>>>>>

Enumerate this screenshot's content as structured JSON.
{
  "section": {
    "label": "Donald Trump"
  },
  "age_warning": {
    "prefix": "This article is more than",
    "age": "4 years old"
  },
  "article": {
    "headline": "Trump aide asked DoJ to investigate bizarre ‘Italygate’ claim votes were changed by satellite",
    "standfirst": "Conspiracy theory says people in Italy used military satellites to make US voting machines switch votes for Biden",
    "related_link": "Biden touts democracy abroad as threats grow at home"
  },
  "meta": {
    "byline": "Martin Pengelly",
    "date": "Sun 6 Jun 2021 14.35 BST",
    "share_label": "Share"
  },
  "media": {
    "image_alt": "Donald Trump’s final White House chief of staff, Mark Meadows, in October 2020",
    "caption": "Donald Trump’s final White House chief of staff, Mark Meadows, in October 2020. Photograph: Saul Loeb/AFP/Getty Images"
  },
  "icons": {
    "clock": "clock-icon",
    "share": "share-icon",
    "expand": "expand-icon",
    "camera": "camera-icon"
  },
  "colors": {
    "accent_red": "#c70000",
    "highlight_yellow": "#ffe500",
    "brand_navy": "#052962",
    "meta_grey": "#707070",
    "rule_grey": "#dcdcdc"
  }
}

<<<<<

=== THE REQUEST ===
Please reproduce the entire listing, exactly as shown.

=== TASK RESPONSE ===
Enumerate this screenshot's content as structured JSON.
{
  "section": {
    "label": "Donald Trump"
  },
  "age_warning": {
    "prefix": "This article is more than",
    "age": "4 years old"
  },
  "article": {
    "headline": "Trump aide asked DoJ to investigate bizarre ‘Italygate’ claim votes were changed by satellite",
    "standfirst": "Conspiracy theory says people in Italy used military satellites to make US voting machines switch votes for Biden",
    "related_link": "Biden touts democracy abroad as threats grow at home"
  },
  "meta": {
    "byline": "Martin Pengelly",
    "date": "Sun 6 Jun 2021 14.35 BST",
    "share_label": "Share"
  },
  "media": {
    "image_alt": "Donald Trump’s final White House chief of staff, Mark Meadows, in October 2020",
    "caption": "Donald Trump’s final White House chief of staff, Mark Meadows, in October 2020. Photograph: Saul Loeb/AFP/Getty Images"
  },
  "icons": {
    "clock": "clock-icon",
    "share": "share-icon",
    "expand": "expand-icon",
    "camera": "camera-icon"
  },
  "colors": {
    "accent_red": "#c70000",
    "highlight_yellow": "#ffe500",
    "brand_navy": "#052962",
    "meta_grey": "#707070",
    "rule_grey": "#dcdcdc"
  }
}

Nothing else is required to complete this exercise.